◆ Exercise aim ◆
Print the entries in full, word for word, but not the pictures.
— start —
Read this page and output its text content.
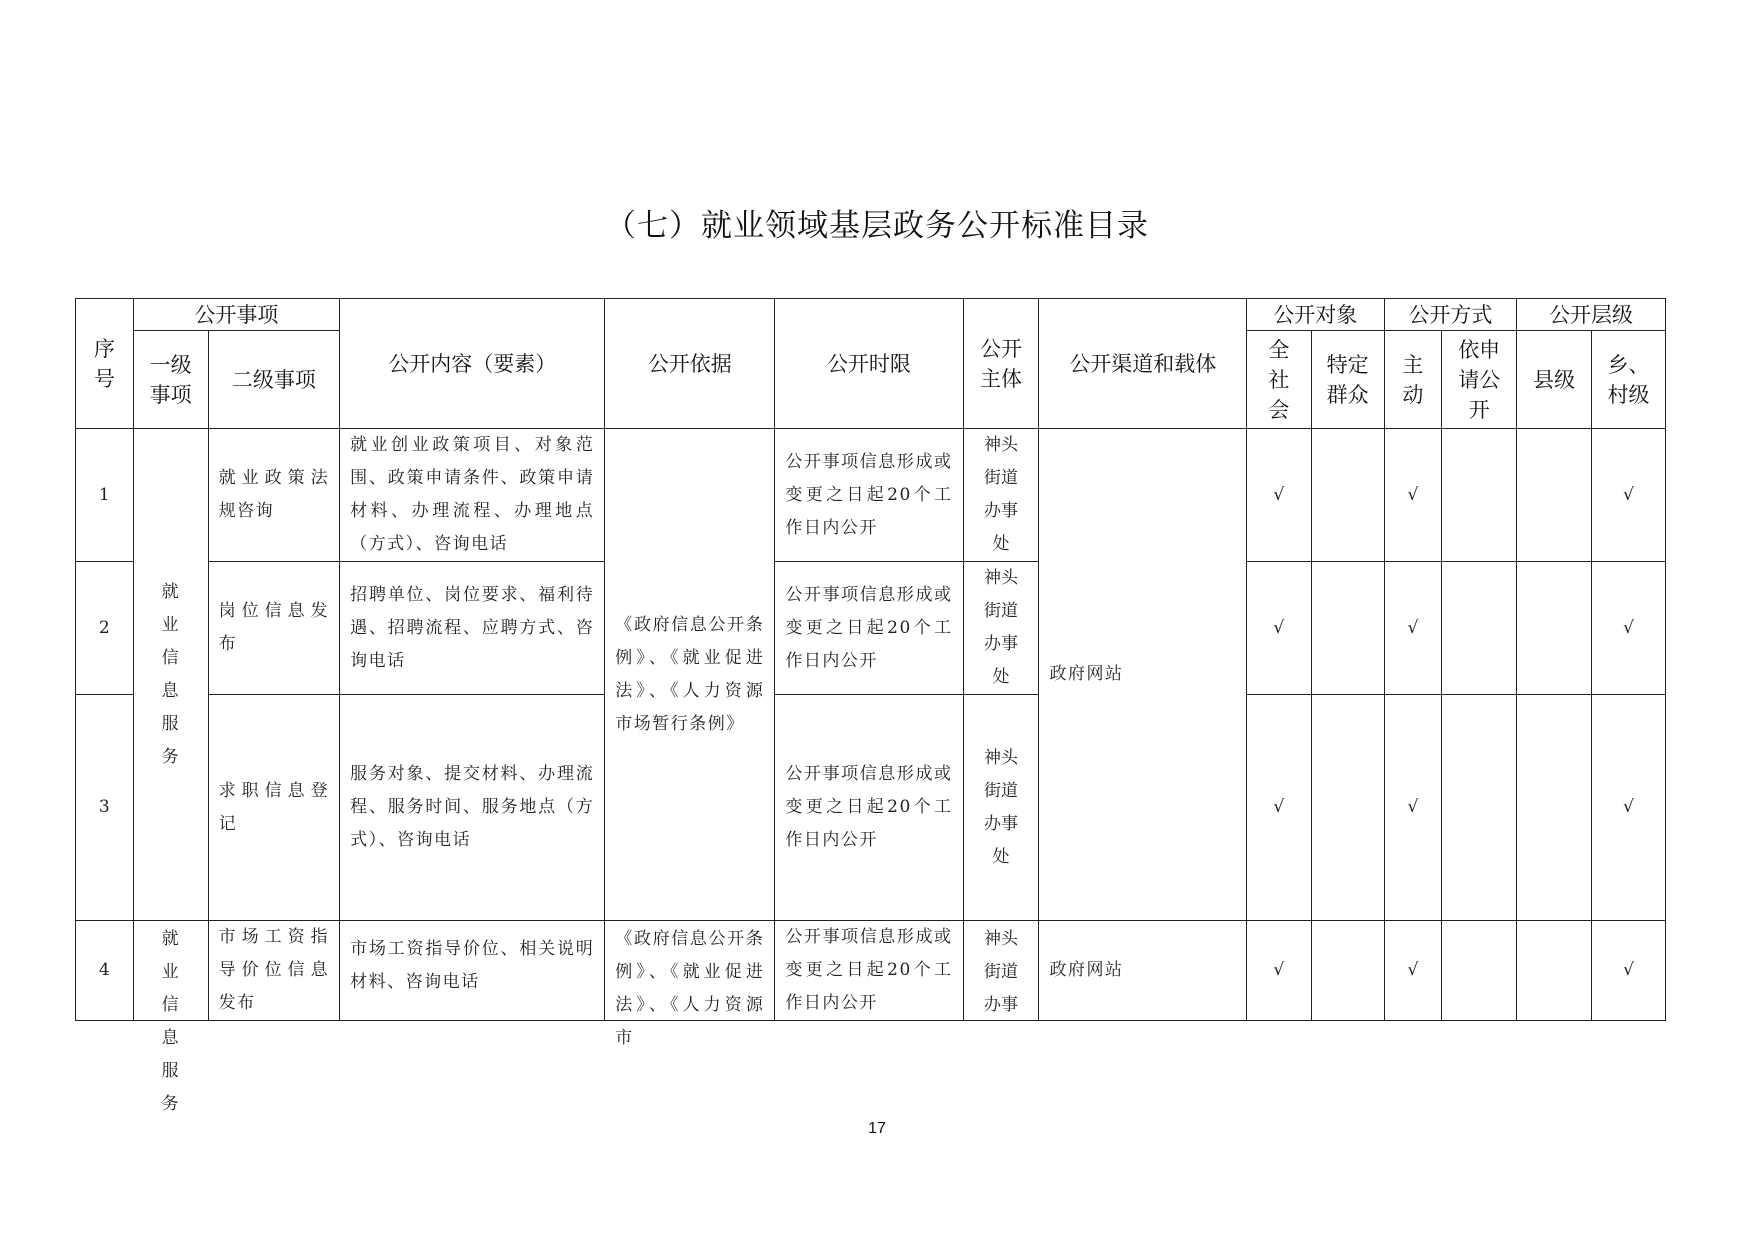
（七）就业领域基层政务公开标准目录
序号	公开事项		公开内容（要素）	公开依据	公开时限	公开主体	公开渠道和载体	公开对象		公开方式		公开层级	

	一级事项	二级事项						全社会	特定群众	主动	依申请公开	县级	乡、村级

1	就业信息服务	就业政策法规咨询	就业创业政策项目、对象范围、政策申请条件、政策申请材料、办理流程、办理地点（方式）、咨询电话	《政府信息公开条例》、《就业促进法》、《人力资源市场暂行条例》	公开事项信息形成或变更之日起20个工作日内公开	神头街道办事处	政府网站	√		√			√
2		岗位信息发布	招聘单位、岗位要求、福利待遇、招聘流程、应聘方式、咨询电话		公开事项信息形成或变更之日起20个工作日内公开	神头街道办事处		√		√			√
3		求职信息登记	服务对象、提交材料、办理流程、服务时间、服务地点（方式）、咨询电话		公开事项信息形成或变更之日起20个工作日内公开	神头街道办事处		√		√			√
4	就业信息服务	市场工资指导价位信息发布	市场工资指导价位、相关说明材料、咨询电话	《政府信息公开条例》、《就业促进法》、《人力资源市	公开事项信息形成或变更之日起20个工作日内公开	神头街道办事	政府网站	√		√			√
17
— end —
◆ The solution ◆
Read this page and output its text content.
（七）就业领域基层政务公开标准目录
序号	公开事项		公开内容（要素）	公开依据	公开时限	公开主体	公开渠道和载体	公开对象		公开方式		公开层级	

	一级事项	二级事项						全社会	特定群众	主动	依申请公开	县级	乡、村级

1	就业信息服务	就业政策法规咨询	就业创业政策项目、对象范围、政策申请条件、政策申请材料、办理流程、办理地点（方式）、咨询电话	《政府信息公开条例》、《就业促进法》、《人力资源市场暂行条例》	公开事项信息形成或变更之日起20个工作日内公开	神头街道办事处	政府网站	√		√			√
2		岗位信息发布	招聘单位、岗位要求、福利待遇、招聘流程、应聘方式、咨询电话		公开事项信息形成或变更之日起20个工作日内公开	神头街道办事处		√		√			√
3		求职信息登记	服务对象、提交材料、办理流程、服务时间、服务地点（方式）、咨询电话		公开事项信息形成或变更之日起20个工作日内公开	神头街道办事处		√		√			√
4	就业信息服务	市场工资指导价位信息发布	市场工资指导价位、相关说明材料、咨询电话	《政府信息公开条例》、《就业促进法》、《人力资源市	公开事项信息形成或变更之日起20个工作日内公开	神头街道办事	政府网站	√		√			√
17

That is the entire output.